(Data records)

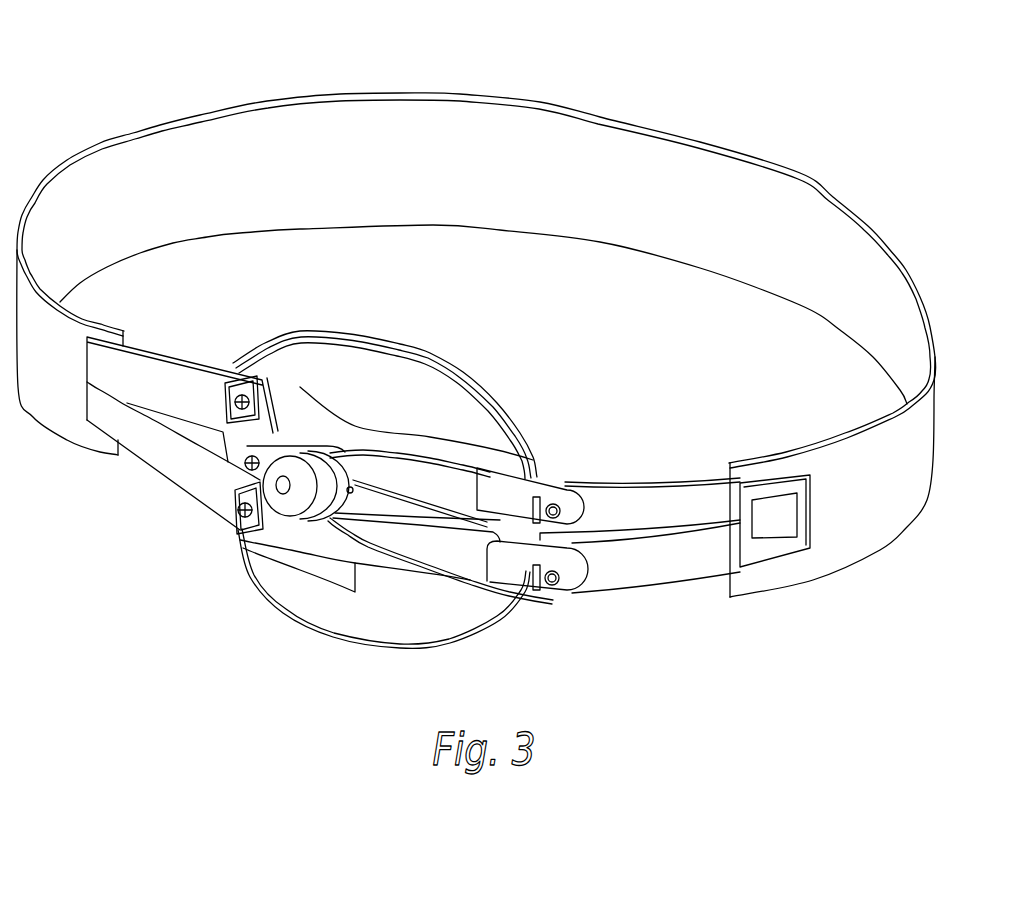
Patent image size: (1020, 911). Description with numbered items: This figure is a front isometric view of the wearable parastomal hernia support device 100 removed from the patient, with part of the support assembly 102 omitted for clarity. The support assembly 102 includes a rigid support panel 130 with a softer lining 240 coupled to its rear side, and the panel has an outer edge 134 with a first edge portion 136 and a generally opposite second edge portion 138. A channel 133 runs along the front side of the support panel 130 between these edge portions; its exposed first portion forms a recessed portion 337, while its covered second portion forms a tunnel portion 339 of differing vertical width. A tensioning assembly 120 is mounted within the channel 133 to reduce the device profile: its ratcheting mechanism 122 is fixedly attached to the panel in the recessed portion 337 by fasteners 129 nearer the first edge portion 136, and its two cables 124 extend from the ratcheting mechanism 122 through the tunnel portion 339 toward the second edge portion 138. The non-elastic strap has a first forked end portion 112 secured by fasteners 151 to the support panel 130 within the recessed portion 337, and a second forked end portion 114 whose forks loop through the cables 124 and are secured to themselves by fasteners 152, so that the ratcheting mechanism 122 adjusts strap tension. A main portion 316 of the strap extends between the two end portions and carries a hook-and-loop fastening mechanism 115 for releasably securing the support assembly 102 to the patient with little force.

The wearable parastomal hernia support device 100 is at (205, 80).
The main portion 316 is at (598, 135).
The first edge portion 136 is at (208, 442).
The first forked end portion 112 is at (162, 465).
The fasteners 151 is at (240, 390).
The support assembly 102 is at (283, 613).
The tensioning assembly 120 is at (328, 528).
The ratcheting mechanism 122 is at (290, 472).
The fasteners 129 is at (253, 455).
The channel 133 is at (350, 418).
The outer edge 134 is at (405, 355).
The lining 240 is at (505, 413).
The cables 124 is at (412, 450).
The fasteners 152 is at (558, 502).
The support panel 130 is at (443, 630).
The tunnel portion 339 is at (422, 548).
The recessed portion 337 is at (336, 575).
The second edge portion 138 is at (527, 608).
The second forked end portion 114 is at (658, 572).
The hook-and-loop fastening mechanism 115 is at (778, 523).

◆ Prompt: Update the rows from the beginning through the line with "The fasteners 152 is at (558, 502)." by swapping "isometric" for "perspective" and keeping everything else the same. Leave the pictures out.

◆ Solution to this exercise:
Patent image size: (1020, 911). Description with numbered items: This figure is a front perspective view of the wearable parastomal hernia support device 100 removed from the patient, with part of the support assembly 102 omitted for clarity. The support assembly 102 includes a rigid support panel 130 with a softer lining 240 coupled to its rear side, and the panel has an outer edge 134 with a first edge portion 136 and a generally opposite second edge portion 138. A channel 133 runs along the front side of the support panel 130 between these edge portions; its exposed first portion forms a recessed portion 337, while its covered second portion forms a tunnel portion 339 of differing vertical width. A tensioning assembly 120 is mounted within the channel 133 to reduce the device profile: its ratcheting mechanism 122 is fixedly attached to the panel in the recessed portion 337 by fasteners 129 nearer the first edge portion 136, and its two cables 124 extend from the ratcheting mechanism 122 through the tunnel portion 339 toward the second edge portion 138. The non-elastic strap has a first forked end portion 112 secured by fasteners 151 to the support panel 130 within the recessed portion 337, and a second forked end portion 114 whose forks loop through the cables 124 and are secured to themselves by fasteners 152, so that the ratcheting mechanism 122 adjusts strap tension. A main portion 316 of the strap extends between the two end portions and carries a hook-and-loop fastening mechanism 115 for releasably securing the support assembly 102 to the patient with little force.

The wearable parastomal hernia support device 100 is at (205, 80).
The main portion 316 is at (598, 135).
The first edge portion 136 is at (208, 442).
The first forked end portion 112 is at (162, 465).
The fasteners 151 is at (240, 390).
The support assembly 102 is at (283, 613).
The tensioning assembly 120 is at (328, 528).
The ratcheting mechanism 122 is at (290, 472).
The fasteners 129 is at (253, 455).
The channel 133 is at (350, 418).
The outer edge 134 is at (405, 355).
The lining 240 is at (505, 413).
The cables 124 is at (412, 450).
The fasteners 152 is at (558, 502).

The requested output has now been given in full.